[start of Information given]

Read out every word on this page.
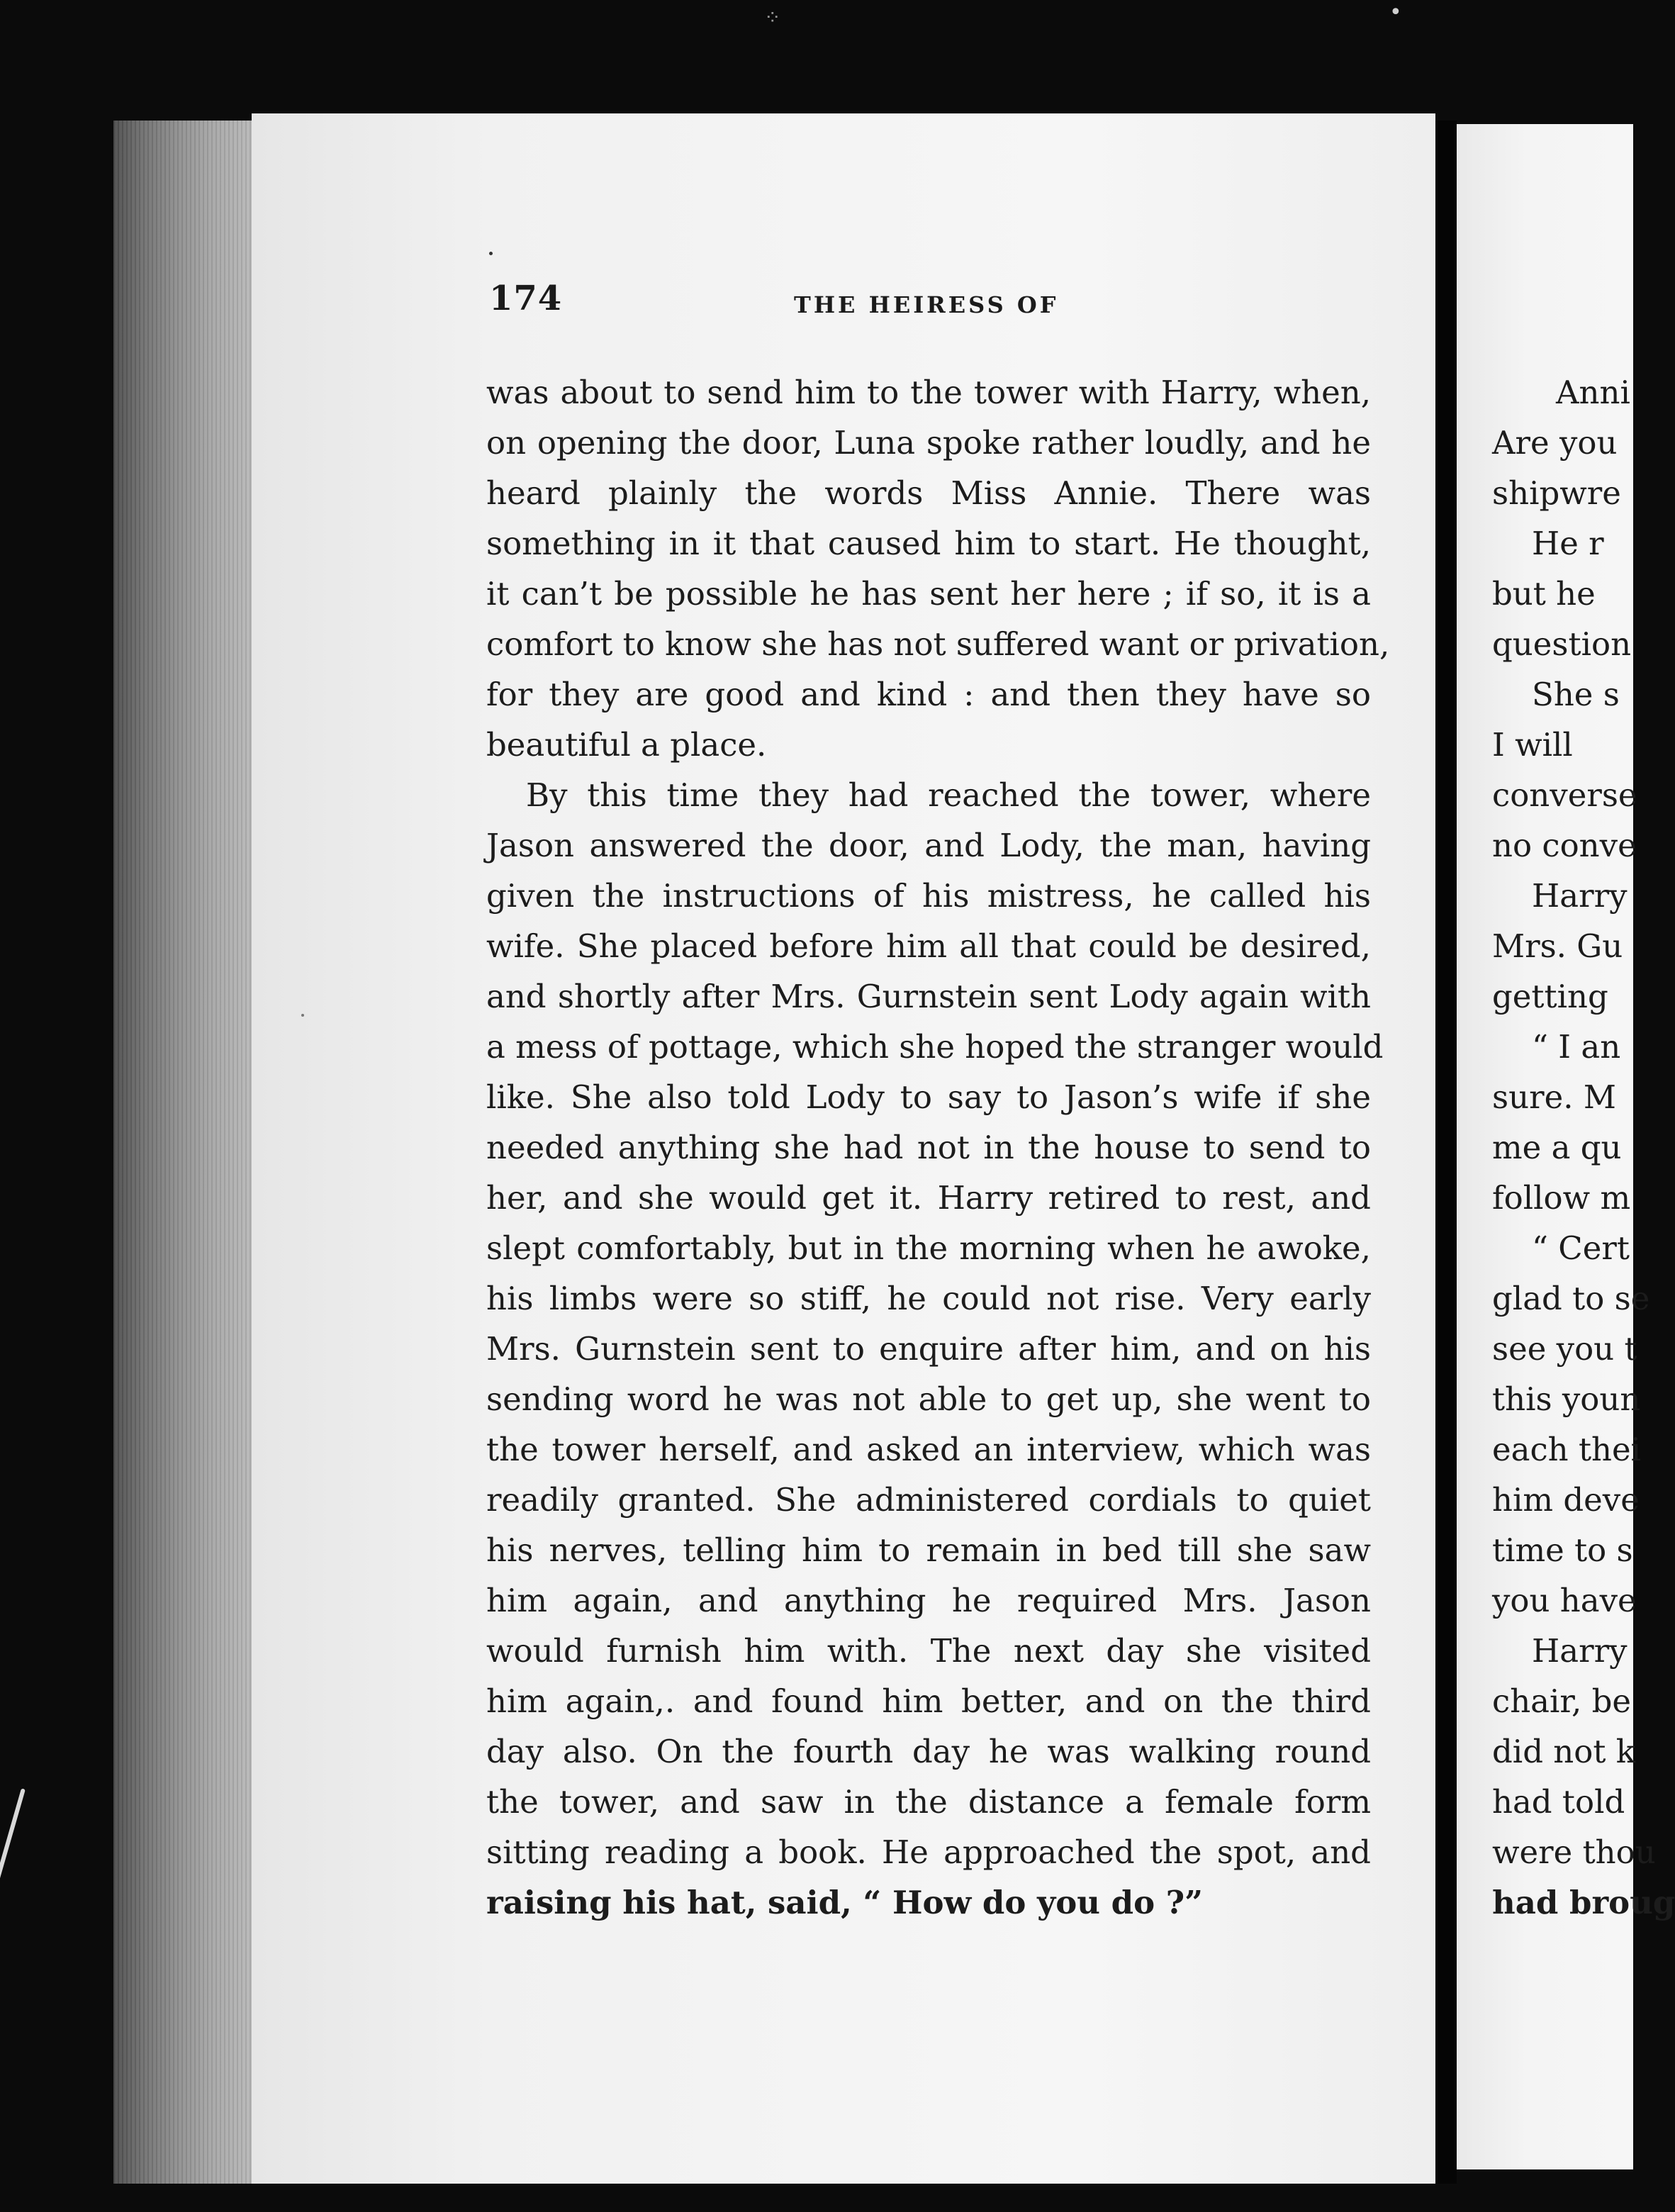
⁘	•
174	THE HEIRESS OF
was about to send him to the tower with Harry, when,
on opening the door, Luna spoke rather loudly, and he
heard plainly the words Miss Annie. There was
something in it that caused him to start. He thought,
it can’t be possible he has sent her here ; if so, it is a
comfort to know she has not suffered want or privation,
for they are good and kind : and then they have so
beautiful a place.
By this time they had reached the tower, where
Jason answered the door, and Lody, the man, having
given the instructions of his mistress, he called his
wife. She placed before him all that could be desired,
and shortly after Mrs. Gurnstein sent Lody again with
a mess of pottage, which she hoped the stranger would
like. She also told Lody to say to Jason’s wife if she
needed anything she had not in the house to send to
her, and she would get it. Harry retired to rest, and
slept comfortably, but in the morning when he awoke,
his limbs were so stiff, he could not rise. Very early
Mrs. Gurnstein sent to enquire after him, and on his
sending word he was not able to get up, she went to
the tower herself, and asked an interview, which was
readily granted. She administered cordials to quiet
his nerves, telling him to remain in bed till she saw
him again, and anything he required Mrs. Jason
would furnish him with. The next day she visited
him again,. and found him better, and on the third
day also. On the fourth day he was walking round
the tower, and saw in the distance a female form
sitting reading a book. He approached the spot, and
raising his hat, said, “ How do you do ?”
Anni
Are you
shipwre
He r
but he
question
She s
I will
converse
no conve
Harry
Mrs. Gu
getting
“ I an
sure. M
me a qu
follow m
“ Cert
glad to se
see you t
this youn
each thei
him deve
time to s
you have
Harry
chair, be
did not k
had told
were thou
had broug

[end of Information given]

* What is expected:
Leave images out of the retyped records; keep all else exact.

* Correct output:
Read out every word on this page.
⁘	•
174	THE HEIRESS OF
was about to send him to the tower with Harry, when,
on opening the door, Luna spoke rather loudly, and he
heard plainly the words Miss Annie. There was
something in it that caused him to start. He thought,
it can’t be possible he has sent her here ; if so, it is a
comfort to know she has not suffered want or privation,
for they are good and kind : and then they have so
beautiful a place.
By this time they had reached the tower, where
Jason answered the door, and Lody, the man, having
given the instructions of his mistress, he called his
wife. She placed before him all that could be desired,
and shortly after Mrs. Gurnstein sent Lody again with
a mess of pottage, which she hoped the stranger would
like. She also told Lody to say to Jason’s wife if she
needed anything she had not in the house to send to
her, and she would get it. Harry retired to rest, and
slept comfortably, but in the morning when he awoke,
his limbs were so stiff, he could not rise. Very early
Mrs. Gurnstein sent to enquire after him, and on his
sending word he was not able to get up, she went to
the tower herself, and asked an interview, which was
readily granted. She administered cordials to quiet
his nerves, telling him to remain in bed till she saw
him again, and anything he required Mrs. Jason
would furnish him with. The next day she visited
him again,. and found him better, and on the third
day also. On the fourth day he was walking round
the tower, and saw in the distance a female form
sitting reading a book. He approached the spot, and
raising his hat, said, “ How do you do ?”
Anni
Are you
shipwre
He r
but he
question
She s
I will
converse
no conve
Harry
Mrs. Gu
getting
“ I an
sure. M
me a qu
follow m
“ Cert
glad to se
see you t
this youn
each thei
him deve
time to s
you have
Harry
chair, be
did not k
had told
were thou
had broug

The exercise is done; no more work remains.